**Requirement**. In the material below, edit the part that opens with the line containing "Bar: [627, 110, 634, 111]" and closes with the line containing "Bar: [88, 156, 95, 189]": replace every "Bar" with "Column" and leave everything else unchanged. Return only those lines.

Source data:
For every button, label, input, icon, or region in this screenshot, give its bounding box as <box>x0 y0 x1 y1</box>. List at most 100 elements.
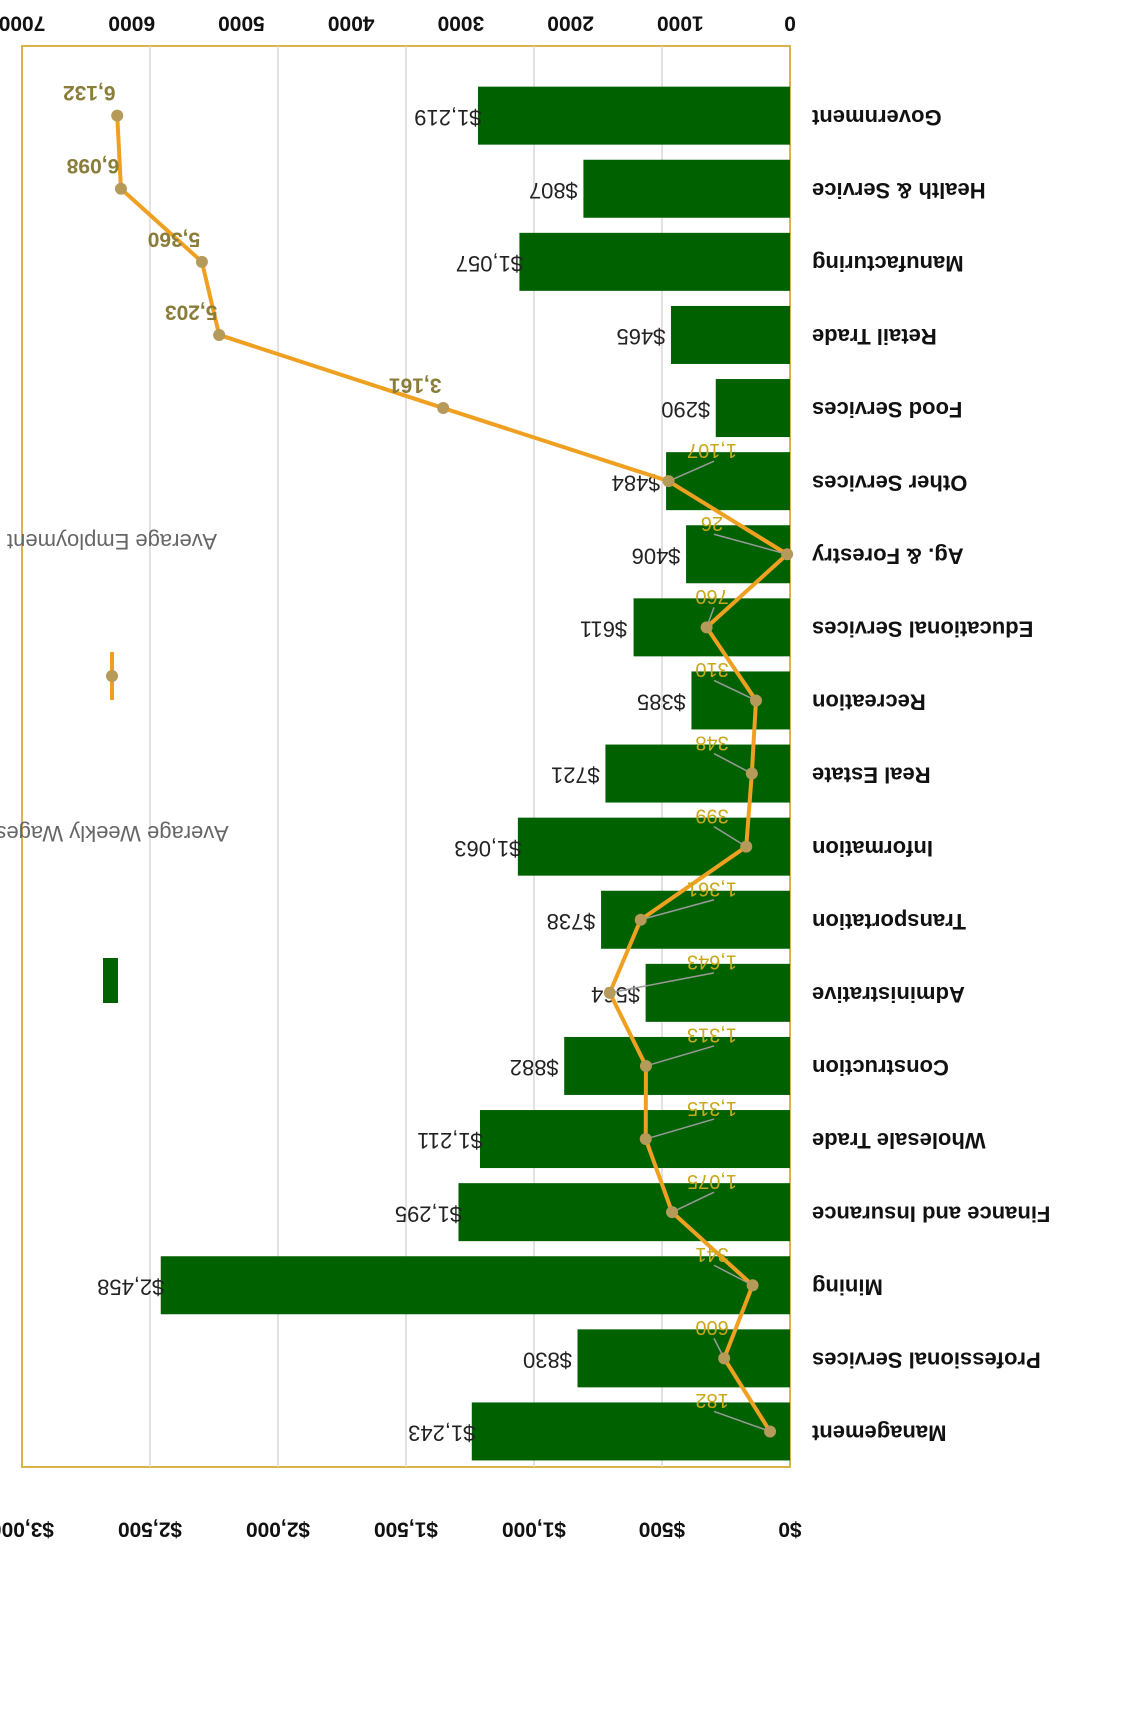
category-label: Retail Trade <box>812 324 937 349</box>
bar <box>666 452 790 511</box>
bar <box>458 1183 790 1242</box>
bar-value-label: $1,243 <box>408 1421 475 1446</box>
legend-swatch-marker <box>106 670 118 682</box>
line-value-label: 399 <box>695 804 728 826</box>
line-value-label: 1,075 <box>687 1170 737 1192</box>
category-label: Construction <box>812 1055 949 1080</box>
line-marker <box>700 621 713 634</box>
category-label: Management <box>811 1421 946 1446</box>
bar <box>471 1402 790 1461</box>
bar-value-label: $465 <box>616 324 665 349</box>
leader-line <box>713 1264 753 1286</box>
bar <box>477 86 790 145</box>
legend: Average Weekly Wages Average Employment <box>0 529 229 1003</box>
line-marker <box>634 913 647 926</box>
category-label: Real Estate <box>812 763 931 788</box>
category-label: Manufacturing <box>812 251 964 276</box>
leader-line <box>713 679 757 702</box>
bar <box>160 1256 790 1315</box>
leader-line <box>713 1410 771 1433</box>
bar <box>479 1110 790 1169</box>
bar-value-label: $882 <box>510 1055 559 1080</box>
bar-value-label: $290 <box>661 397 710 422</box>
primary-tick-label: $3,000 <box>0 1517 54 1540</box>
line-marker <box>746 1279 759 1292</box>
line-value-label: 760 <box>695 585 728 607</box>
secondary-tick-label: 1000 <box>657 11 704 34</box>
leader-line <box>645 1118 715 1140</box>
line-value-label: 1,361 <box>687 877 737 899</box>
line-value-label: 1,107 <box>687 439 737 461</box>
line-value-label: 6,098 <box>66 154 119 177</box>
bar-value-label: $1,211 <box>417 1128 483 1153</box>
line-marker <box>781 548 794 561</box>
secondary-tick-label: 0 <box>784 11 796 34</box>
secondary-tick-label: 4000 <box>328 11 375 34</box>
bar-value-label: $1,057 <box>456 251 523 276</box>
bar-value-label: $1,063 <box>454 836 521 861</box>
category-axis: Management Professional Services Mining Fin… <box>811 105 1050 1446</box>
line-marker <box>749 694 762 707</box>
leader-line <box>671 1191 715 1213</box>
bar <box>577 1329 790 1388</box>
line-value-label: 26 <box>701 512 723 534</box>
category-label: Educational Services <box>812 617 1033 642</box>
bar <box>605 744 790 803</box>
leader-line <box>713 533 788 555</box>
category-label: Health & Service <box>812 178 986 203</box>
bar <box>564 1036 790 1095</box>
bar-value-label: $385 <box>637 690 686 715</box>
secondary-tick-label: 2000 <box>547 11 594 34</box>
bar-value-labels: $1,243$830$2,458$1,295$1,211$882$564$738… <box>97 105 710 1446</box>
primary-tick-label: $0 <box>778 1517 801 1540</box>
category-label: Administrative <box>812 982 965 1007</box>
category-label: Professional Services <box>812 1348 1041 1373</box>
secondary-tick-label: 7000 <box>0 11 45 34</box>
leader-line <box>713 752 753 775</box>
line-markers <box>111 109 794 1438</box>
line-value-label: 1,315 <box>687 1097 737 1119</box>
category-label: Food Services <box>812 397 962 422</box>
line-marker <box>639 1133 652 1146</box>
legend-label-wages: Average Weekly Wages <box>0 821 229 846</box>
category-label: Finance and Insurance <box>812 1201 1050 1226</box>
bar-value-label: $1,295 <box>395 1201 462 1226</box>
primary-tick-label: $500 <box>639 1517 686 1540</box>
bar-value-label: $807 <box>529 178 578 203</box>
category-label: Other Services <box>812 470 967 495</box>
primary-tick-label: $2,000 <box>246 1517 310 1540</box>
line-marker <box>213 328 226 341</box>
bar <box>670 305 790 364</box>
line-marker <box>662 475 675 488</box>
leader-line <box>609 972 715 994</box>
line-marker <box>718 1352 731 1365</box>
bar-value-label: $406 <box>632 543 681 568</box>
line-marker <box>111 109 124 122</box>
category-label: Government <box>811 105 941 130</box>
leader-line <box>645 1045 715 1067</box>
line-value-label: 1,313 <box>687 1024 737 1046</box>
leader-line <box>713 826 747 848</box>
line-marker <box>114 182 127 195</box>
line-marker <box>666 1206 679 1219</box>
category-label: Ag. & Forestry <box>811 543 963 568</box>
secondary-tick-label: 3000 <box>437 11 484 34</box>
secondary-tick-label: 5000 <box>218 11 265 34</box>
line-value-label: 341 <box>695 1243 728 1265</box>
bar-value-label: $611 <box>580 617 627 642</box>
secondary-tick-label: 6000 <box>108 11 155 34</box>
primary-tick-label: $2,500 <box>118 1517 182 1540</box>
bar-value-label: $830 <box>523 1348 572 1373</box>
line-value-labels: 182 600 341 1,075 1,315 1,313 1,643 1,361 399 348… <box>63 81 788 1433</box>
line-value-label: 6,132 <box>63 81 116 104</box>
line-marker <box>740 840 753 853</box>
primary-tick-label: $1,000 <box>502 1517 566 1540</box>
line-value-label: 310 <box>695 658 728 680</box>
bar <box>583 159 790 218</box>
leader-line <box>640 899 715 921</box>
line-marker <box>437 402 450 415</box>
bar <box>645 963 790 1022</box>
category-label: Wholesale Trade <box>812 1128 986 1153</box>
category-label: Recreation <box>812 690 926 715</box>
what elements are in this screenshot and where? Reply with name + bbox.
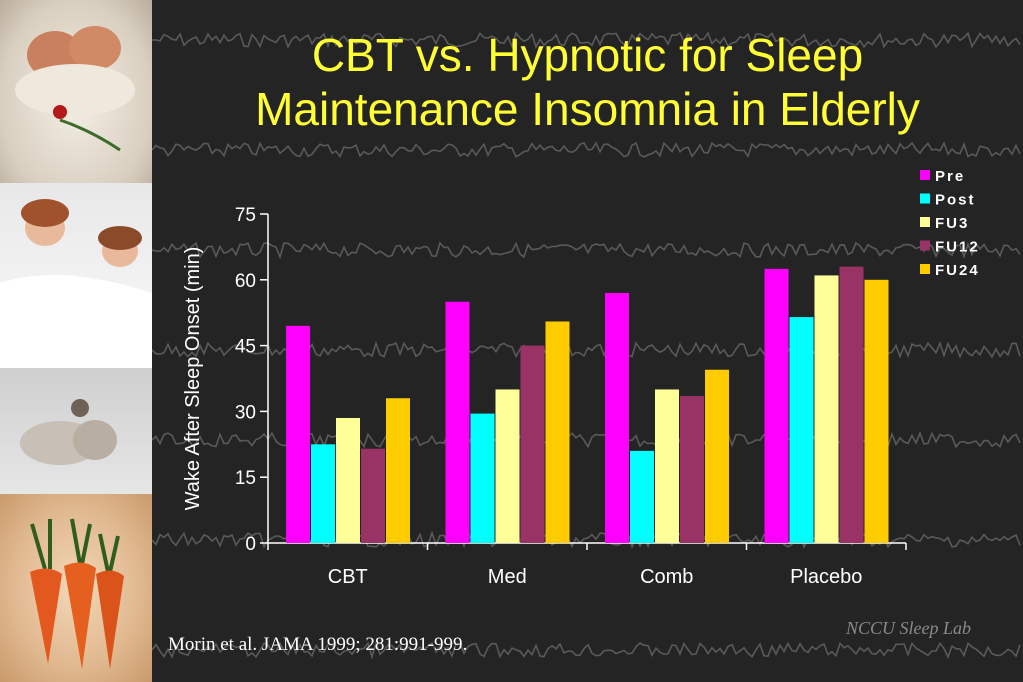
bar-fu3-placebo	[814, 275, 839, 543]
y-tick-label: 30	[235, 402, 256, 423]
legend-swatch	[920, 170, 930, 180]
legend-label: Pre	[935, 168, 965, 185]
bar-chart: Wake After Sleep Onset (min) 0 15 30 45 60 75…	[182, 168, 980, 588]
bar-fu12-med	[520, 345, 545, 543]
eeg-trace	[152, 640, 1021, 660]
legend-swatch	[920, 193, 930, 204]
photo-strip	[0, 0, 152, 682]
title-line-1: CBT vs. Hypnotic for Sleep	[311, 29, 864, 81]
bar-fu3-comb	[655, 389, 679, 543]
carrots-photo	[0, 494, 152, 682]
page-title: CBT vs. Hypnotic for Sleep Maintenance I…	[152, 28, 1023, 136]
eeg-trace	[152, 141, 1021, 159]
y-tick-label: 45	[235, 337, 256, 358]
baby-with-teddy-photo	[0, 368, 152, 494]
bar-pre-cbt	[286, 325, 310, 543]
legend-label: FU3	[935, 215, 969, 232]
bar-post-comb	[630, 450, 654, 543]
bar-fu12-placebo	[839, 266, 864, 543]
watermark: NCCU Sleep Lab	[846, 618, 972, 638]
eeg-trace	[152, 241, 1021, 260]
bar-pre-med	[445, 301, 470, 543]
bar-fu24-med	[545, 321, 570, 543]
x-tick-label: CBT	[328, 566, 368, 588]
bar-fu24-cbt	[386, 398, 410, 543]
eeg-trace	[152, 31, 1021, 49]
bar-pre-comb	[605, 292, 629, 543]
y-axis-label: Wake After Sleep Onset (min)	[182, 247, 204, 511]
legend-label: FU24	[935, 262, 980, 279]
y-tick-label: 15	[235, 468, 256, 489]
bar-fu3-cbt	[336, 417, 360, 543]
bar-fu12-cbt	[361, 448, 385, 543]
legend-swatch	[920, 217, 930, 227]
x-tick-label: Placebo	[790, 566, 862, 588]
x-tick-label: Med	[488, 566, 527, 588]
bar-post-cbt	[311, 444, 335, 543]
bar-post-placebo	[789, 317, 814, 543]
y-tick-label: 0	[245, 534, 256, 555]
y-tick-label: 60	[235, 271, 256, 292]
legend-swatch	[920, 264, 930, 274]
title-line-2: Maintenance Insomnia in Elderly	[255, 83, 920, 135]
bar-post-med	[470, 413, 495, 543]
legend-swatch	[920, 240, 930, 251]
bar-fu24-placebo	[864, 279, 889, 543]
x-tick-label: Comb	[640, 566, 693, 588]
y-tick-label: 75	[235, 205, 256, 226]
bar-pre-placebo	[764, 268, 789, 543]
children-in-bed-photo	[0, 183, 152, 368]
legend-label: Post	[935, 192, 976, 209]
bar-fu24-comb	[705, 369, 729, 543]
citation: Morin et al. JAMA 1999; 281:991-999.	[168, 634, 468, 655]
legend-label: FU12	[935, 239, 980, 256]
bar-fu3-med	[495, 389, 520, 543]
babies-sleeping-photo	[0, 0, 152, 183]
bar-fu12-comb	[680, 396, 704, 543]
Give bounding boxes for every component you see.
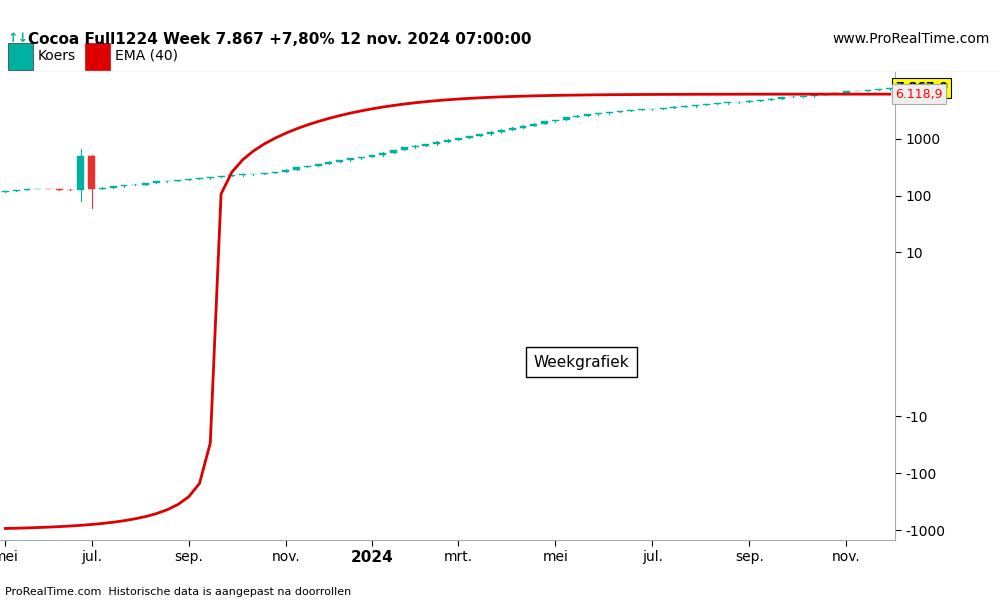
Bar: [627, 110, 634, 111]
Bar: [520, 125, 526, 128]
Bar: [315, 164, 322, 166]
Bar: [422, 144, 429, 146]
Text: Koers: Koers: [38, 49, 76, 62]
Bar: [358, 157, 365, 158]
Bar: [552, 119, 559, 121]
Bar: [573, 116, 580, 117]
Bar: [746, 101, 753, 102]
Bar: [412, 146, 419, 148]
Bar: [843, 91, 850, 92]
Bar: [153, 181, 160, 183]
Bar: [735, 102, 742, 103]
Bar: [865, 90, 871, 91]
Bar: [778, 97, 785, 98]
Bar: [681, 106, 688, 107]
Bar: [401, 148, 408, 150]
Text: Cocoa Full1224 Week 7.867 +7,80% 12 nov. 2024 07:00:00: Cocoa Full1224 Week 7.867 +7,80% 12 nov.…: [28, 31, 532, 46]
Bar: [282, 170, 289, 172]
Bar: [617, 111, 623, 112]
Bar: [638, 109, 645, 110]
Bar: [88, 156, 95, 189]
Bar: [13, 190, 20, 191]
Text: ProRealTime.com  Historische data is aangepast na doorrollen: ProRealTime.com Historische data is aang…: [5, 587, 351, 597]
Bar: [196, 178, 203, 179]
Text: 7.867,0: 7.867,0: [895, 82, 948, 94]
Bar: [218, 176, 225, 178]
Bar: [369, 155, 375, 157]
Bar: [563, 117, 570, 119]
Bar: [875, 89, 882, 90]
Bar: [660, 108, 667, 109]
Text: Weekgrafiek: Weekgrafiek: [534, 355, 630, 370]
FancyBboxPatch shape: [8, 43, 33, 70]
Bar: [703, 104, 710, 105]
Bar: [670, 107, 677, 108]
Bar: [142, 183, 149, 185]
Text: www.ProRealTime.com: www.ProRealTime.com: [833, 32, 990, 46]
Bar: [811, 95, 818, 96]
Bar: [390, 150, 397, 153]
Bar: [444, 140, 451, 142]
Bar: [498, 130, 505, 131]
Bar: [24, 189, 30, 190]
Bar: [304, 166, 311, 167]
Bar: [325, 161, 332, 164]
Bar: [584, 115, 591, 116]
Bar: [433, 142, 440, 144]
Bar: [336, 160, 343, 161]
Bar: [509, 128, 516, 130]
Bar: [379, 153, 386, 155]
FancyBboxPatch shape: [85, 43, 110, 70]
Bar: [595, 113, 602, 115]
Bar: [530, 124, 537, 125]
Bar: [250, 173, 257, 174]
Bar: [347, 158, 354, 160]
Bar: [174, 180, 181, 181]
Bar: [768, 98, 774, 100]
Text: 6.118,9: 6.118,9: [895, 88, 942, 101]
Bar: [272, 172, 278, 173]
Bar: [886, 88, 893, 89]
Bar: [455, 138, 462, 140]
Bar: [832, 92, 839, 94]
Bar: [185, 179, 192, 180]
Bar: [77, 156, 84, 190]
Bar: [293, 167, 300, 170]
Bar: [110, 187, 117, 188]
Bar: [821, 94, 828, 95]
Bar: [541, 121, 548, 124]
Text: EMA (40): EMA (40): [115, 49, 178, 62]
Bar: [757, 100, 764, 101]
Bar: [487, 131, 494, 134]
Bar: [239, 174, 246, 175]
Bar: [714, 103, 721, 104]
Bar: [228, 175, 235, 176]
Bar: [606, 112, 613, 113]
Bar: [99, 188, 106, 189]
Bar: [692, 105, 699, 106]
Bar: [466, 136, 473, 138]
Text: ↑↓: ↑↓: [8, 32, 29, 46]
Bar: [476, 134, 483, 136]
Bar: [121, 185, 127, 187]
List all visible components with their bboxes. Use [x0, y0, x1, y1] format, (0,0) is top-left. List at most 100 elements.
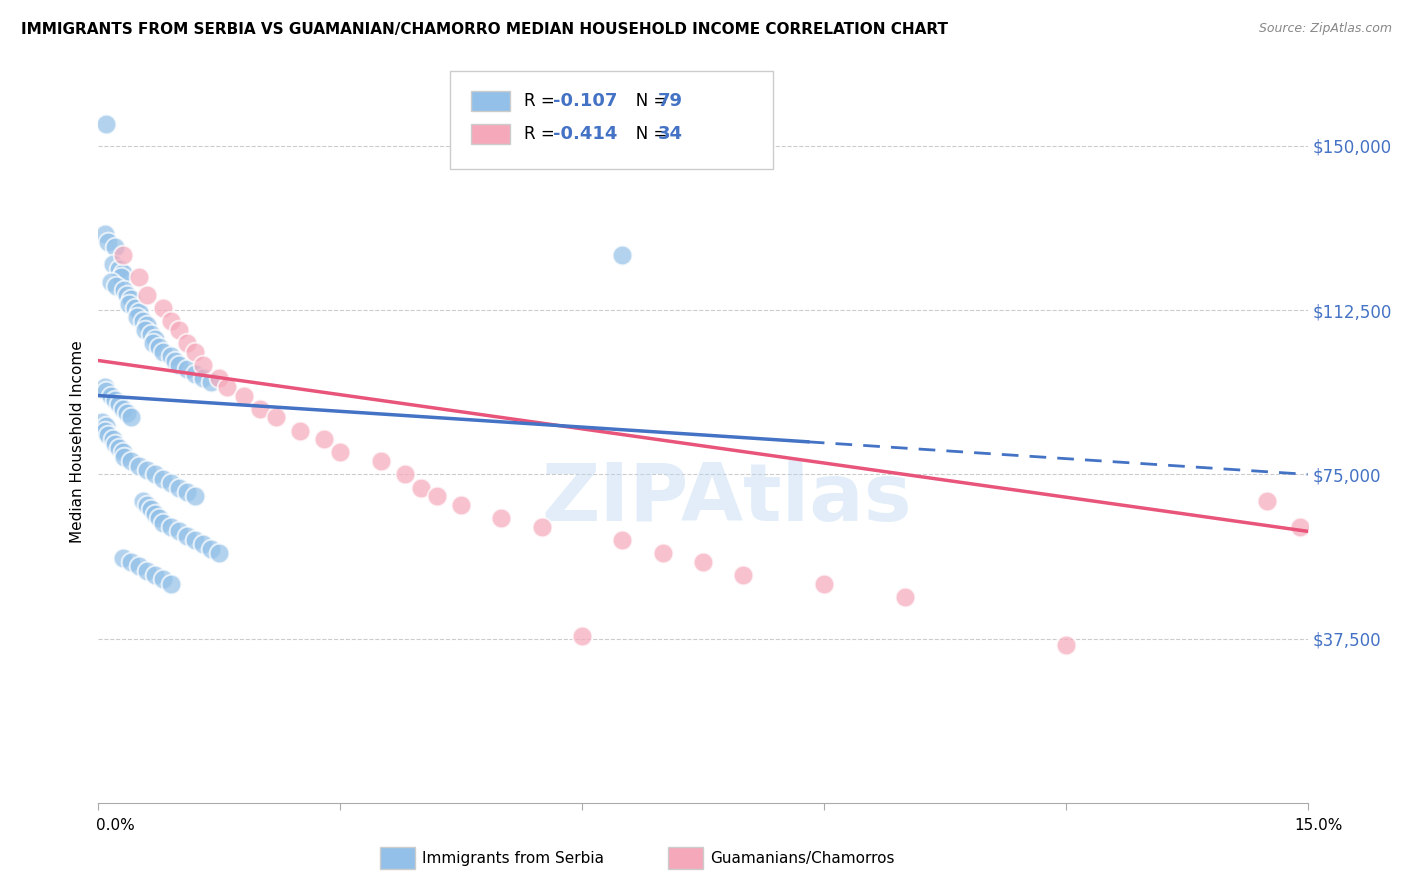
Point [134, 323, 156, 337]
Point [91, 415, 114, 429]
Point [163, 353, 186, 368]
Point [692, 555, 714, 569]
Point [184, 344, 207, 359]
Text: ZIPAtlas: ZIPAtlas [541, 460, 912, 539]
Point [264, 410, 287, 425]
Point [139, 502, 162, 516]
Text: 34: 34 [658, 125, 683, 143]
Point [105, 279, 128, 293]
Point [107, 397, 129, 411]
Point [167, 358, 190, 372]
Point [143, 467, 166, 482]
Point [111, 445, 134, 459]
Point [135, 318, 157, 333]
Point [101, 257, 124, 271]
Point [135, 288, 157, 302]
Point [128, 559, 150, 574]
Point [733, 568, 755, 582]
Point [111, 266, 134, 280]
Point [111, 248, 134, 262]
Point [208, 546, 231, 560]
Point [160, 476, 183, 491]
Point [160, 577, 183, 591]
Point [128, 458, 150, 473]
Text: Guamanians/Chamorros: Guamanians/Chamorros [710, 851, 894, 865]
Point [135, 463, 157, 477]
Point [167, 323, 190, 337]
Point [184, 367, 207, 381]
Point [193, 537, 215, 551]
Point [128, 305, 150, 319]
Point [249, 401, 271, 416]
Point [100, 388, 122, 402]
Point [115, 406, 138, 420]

**Output of the task**.
Column: [627, 110, 634, 111]
Column: [520, 125, 526, 128]
Column: [315, 164, 322, 166]
Column: [422, 144, 429, 146]
Text: Koers: Koers: [38, 49, 76, 62]
Column: [358, 157, 365, 158]
Column: [552, 119, 559, 121]
Column: [573, 116, 580, 117]
Column: [746, 101, 753, 102]
Column: [412, 146, 419, 148]
Column: [843, 91, 850, 92]
Column: [153, 181, 160, 183]
Column: [735, 102, 742, 103]
Column: [865, 90, 871, 91]
Column: [778, 97, 785, 98]
Column: [681, 106, 688, 107]
Column: [401, 148, 408, 150]
Text: Cocoa Full1224 Week 7.867 +7,80% 12 nov. 2024 07:00:00: Cocoa Full1224 Week 7.867 +7,80% 12 nov.…: [28, 31, 532, 46]
Column: [282, 170, 289, 172]
Column: [617, 111, 623, 112]
Column: [638, 109, 645, 110]
Column: [88, 156, 95, 189]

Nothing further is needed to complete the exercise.